Dataset =
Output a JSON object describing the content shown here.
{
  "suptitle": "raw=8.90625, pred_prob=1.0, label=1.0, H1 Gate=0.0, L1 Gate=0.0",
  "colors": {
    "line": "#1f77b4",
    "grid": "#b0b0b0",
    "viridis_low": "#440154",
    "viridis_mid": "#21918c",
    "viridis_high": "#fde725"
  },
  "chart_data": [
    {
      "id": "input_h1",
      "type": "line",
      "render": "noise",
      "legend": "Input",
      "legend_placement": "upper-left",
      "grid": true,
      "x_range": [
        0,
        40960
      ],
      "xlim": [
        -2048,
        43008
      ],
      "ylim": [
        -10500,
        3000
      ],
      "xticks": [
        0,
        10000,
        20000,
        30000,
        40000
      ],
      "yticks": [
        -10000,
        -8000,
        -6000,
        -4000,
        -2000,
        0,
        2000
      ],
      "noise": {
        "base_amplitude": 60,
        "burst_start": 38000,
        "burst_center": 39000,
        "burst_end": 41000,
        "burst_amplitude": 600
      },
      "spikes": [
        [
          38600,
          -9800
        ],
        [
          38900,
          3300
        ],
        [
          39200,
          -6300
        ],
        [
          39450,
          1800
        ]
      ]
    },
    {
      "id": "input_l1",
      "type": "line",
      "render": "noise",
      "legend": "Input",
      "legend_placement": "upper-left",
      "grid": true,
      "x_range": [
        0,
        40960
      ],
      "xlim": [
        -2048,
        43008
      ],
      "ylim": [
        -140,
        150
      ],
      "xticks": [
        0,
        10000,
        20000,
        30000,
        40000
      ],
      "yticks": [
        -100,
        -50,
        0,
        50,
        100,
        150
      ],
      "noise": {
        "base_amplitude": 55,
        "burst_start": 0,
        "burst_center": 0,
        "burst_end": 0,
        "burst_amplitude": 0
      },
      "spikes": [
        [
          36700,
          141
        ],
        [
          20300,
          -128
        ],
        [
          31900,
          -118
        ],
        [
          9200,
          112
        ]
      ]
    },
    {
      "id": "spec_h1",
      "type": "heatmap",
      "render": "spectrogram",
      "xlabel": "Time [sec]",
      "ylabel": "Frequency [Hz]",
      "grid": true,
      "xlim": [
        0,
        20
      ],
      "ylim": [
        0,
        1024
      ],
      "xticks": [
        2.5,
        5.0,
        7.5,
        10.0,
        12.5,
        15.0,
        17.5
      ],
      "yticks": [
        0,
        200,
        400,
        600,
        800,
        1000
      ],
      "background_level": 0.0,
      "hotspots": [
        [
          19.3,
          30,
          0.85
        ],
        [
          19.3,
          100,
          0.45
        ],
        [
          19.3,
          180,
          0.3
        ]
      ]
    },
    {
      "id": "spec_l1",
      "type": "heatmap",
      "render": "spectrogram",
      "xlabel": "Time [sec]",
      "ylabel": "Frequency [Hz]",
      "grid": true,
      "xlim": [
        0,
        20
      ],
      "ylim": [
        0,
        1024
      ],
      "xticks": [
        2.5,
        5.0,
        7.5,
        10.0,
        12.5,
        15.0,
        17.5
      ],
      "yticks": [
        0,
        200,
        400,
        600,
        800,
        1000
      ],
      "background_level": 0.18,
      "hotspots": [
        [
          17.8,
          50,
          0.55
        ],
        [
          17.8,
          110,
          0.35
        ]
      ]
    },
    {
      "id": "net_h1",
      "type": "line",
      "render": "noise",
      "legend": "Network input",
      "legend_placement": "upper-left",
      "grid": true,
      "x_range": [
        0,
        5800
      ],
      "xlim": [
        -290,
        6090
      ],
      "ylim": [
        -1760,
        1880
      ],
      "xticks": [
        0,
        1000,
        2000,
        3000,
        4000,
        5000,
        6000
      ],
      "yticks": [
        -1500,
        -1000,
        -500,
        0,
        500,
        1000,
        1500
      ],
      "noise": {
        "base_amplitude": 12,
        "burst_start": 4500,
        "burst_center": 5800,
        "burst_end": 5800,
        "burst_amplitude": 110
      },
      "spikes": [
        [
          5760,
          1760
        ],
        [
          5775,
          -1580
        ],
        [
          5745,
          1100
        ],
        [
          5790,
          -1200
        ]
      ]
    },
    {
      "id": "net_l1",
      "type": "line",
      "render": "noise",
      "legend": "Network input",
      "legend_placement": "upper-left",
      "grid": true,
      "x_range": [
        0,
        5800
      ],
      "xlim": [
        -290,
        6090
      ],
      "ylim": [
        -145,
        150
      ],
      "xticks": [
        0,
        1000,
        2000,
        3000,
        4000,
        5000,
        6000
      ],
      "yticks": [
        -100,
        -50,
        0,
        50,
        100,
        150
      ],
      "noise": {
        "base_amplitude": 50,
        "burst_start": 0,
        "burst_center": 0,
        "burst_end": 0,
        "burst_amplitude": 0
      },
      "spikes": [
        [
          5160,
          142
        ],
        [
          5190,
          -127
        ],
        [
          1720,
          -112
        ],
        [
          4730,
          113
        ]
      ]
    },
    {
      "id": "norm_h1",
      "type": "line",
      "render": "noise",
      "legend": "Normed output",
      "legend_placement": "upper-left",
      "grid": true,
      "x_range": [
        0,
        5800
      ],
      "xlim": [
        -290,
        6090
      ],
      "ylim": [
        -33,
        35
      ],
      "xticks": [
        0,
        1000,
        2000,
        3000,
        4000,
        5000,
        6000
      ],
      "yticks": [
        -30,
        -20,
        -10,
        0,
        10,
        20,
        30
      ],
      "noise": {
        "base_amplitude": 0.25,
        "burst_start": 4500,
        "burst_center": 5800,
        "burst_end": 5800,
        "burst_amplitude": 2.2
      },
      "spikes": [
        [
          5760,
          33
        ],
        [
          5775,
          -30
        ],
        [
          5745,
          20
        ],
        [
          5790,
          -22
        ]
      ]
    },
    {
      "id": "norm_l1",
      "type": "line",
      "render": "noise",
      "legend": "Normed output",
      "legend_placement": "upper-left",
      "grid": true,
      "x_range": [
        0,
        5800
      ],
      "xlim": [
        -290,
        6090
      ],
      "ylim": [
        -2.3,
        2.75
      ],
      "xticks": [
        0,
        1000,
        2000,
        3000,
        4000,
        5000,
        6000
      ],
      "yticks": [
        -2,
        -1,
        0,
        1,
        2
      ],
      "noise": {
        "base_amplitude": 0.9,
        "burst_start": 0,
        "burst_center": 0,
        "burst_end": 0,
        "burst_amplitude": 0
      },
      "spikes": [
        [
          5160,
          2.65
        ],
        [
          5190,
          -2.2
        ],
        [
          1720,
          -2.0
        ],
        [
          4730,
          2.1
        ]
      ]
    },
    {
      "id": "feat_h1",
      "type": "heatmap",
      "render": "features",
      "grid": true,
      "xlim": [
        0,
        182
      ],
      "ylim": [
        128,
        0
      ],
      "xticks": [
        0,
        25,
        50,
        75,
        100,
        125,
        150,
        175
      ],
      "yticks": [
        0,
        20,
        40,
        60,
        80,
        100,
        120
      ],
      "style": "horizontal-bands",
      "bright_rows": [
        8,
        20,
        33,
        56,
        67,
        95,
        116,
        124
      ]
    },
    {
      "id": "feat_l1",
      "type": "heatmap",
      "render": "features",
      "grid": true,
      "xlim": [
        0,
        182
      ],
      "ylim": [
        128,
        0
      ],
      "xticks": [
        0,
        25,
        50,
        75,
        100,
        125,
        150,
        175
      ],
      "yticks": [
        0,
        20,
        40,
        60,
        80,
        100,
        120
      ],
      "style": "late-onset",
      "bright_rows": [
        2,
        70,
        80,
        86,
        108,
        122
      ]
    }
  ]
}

Task details =
Write down the full listing again, exactly.

Answer to this task =
Output a JSON object describing the content shown here.
{
  "suptitle": "raw=8.90625, pred_prob=1.0, label=1.0, H1 Gate=0.0, L1 Gate=0.0",
  "colors": {
    "line": "#1f77b4",
    "grid": "#b0b0b0",
    "viridis_low": "#440154",
    "viridis_mid": "#21918c",
    "viridis_high": "#fde725"
  },
  "chart_data": [
    {
      "id": "input_h1",
      "type": "line",
      "render": "noise",
      "legend": "Input",
      "legend_placement": "upper-left",
      "grid": true,
      "x_range": [
        0,
        40960
      ],
      "xlim": [
        -2048,
        43008
      ],
      "ylim": [
        -10500,
        3000
      ],
      "xticks": [
        0,
        10000,
        20000,
        30000,
        40000
      ],
      "yticks": [
        -10000,
        -8000,
        -6000,
        -4000,
        -2000,
        0,
        2000
      ],
      "noise": {
        "base_amplitude": 60,
        "burst_start": 38000,
        "burst_center": 39000,
        "burst_end": 41000,
        "burst_amplitude": 600
      },
      "spikes": [
        [
          38600,
          -9800
        ],
        [
          38900,
          3300
        ],
        [
          39200,
          -6300
        ],
        [
          39450,
          1800
        ]
      ]
    },
    {
      "id": "input_l1",
      "type": "line",
      "render": "noise",
      "legend": "Input",
      "legend_placement": "upper-left",
      "grid": true,
      "x_range": [
        0,
        40960
      ],
      "xlim": [
        -2048,
        43008
      ],
      "ylim": [
        -140,
        150
      ],
      "xticks": [
        0,
        10000,
        20000,
        30000,
        40000
      ],
      "yticks": [
        -100,
        -50,
        0,
        50,
        100,
        150
      ],
      "noise": {
        "base_amplitude": 55,
        "burst_start": 0,
        "burst_center": 0,
        "burst_end": 0,
        "burst_amplitude": 0
      },
      "spikes": [
        [
          36700,
          141
        ],
        [
          20300,
          -128
        ],
        [
          31900,
          -118
        ],
        [
          9200,
          112
        ]
      ]
    },
    {
      "id": "spec_h1",
      "type": "heatmap",
      "render": "spectrogram",
      "xlabel": "Time [sec]",
      "ylabel": "Frequency [Hz]",
      "grid": true,
      "xlim": [
        0,
        20
      ],
      "ylim": [
        0,
        1024
      ],
      "xticks": [
        2.5,
        5.0,
        7.5,
        10.0,
        12.5,
        15.0,
        17.5
      ],
      "yticks": [
        0,
        200,
        400,
        600,
        800,
        1000
      ],
      "background_level": 0.0,
      "hotspots": [
        [
          19.3,
          30,
          0.85
        ],
        [
          19.3,
          100,
          0.45
        ],
        [
          19.3,
          180,
          0.3
        ]
      ]
    },
    {
      "id": "spec_l1",
      "type": "heatmap",
      "render": "spectrogram",
      "xlabel": "Time [sec]",
      "ylabel": "Frequency [Hz]",
      "grid": true,
      "xlim": [
        0,
        20
      ],
      "ylim": [
        0,
        1024
      ],
      "xticks": [
        2.5,
        5.0,
        7.5,
        10.0,
        12.5,
        15.0,
        17.5
      ],
      "yticks": [
        0,
        200,
        400,
        600,
        800,
        1000
      ],
      "background_level": 0.18,
      "hotspots": [
        [
          17.8,
          50,
          0.55
        ],
        [
          17.8,
          110,
          0.35
        ]
      ]
    },
    {
      "id": "net_h1",
      "type": "line",
      "render": "noise",
      "legend": "Network input",
      "legend_placement": "upper-left",
      "grid": true,
      "x_range": [
        0,
        5800
      ],
      "xlim": [
        -290,
        6090
      ],
      "ylim": [
        -1760,
        1880
      ],
      "xticks": [
        0,
        1000,
        2000,
        3000,
        4000,
        5000,
        6000
      ],
      "yticks": [
        -1500,
        -1000,
        -500,
        0,
        500,
        1000,
        1500
      ],
      "noise": {
        "base_amplitude": 12,
        "burst_start": 4500,
        "burst_center": 5800,
        "burst_end": 5800,
        "burst_amplitude": 110
      },
      "spikes": [
        [
          5760,
          1760
        ],
        [
          5775,
          -1580
        ],
        [
          5745,
          1100
        ],
        [
          5790,
          -1200
        ]
      ]
    },
    {
      "id": "net_l1",
      "type": "line",
      "render": "noise",
      "legend": "Network input",
      "legend_placement": "upper-left",
      "grid": true,
      "x_range": [
        0,
        5800
      ],
      "xlim": [
        -290,
        6090
      ],
      "ylim": [
        -145,
        150
      ],
      "xticks": [
        0,
        1000,
        2000,
        3000,
        4000,
        5000,
        6000
      ],
      "yticks": [
        -100,
        -50,
        0,
        50,
        100,
        150
      ],
      "noise": {
        "base_amplitude": 50,
        "burst_start": 0,
        "burst_center": 0,
        "burst_end": 0,
        "burst_amplitude": 0
      },
      "spikes": [
        [
          5160,
          142
        ],
        [
          5190,
          -127
        ],
        [
          1720,
          -112
        ],
        [
          4730,
          113
        ]
      ]
    },
    {
      "id": "norm_h1",
      "type": "line",
      "render": "noise",
      "legend": "Normed output",
      "legend_placement": "upper-left",
      "grid": true,
      "x_range": [
        0,
        5800
      ],
      "xlim": [
        -290,
        6090
      ],
      "ylim": [
        -33,
        35
      ],
      "xticks": [
        0,
        1000,
        2000,
        3000,
        4000,
        5000,
        6000
      ],
      "yticks": [
        -30,
        -20,
        -10,
        0,
        10,
        20,
        30
      ],
      "noise": {
        "base_amplitude": 0.25,
        "burst_start": 4500,
        "burst_center": 5800,
        "burst_end": 5800,
        "burst_amplitude": 2.2
      },
      "spikes": [
        [
          5760,
          33
        ],
        [
          5775,
          -30
        ],
        [
          5745,
          20
        ],
        [
          5790,
          -22
        ]
      ]
    },
    {
      "id": "norm_l1",
      "type": "line",
      "render": "noise",
      "legend": "Normed output",
      "legend_placement": "upper-left",
      "grid": true,
      "x_range": [
        0,
        5800
      ],
      "xlim": [
        -290,
        6090
      ],
      "ylim": [
        -2.3,
        2.75
      ],
      "xticks": [
        0,
        1000,
        2000,
        3000,
        4000,
        5000,
        6000
      ],
      "yticks": [
        -2,
        -1,
        0,
        1,
        2
      ],
      "noise": {
        "base_amplitude": 0.9,
        "burst_start": 0,
        "burst_center": 0,
        "burst_end": 0,
        "burst_amplitude": 0
      },
      "spikes": [
        [
          5160,
          2.65
        ],
        [
          5190,
          -2.2
        ],
        [
          1720,
          -2.0
        ],
        [
          4730,
          2.1
        ]
      ]
    },
    {
      "id": "feat_h1",
      "type": "heatmap",
      "render": "features",
      "grid": true,
      "xlim": [
        0,
        182
      ],
      "ylim": [
        128,
        0
      ],
      "xticks": [
        0,
        25,
        50,
        75,
        100,
        125,
        150,
        175
      ],
      "yticks": [
        0,
        20,
        40,
        60,
        80,
        100,
        120
      ],
      "style": "horizontal-bands",
      "bright_rows": [
        8,
        20,
        33,
        56,
        67,
        95,
        116,
        124
      ]
    },
    {
      "id": "feat_l1",
      "type": "heatmap",
      "render": "features",
      "grid": true,
      "xlim": [
        0,
        182
      ],
      "ylim": [
        128,
        0
      ],
      "xticks": [
        0,
        25,
        50,
        75,
        100,
        125,
        150,
        175
      ],
      "yticks": [
        0,
        20,
        40,
        60,
        80,
        100,
        120
      ],
      "style": "late-onset",
      "bright_rows": [
        2,
        70,
        80,
        86,
        108,
        122
      ]
    }
  ]
}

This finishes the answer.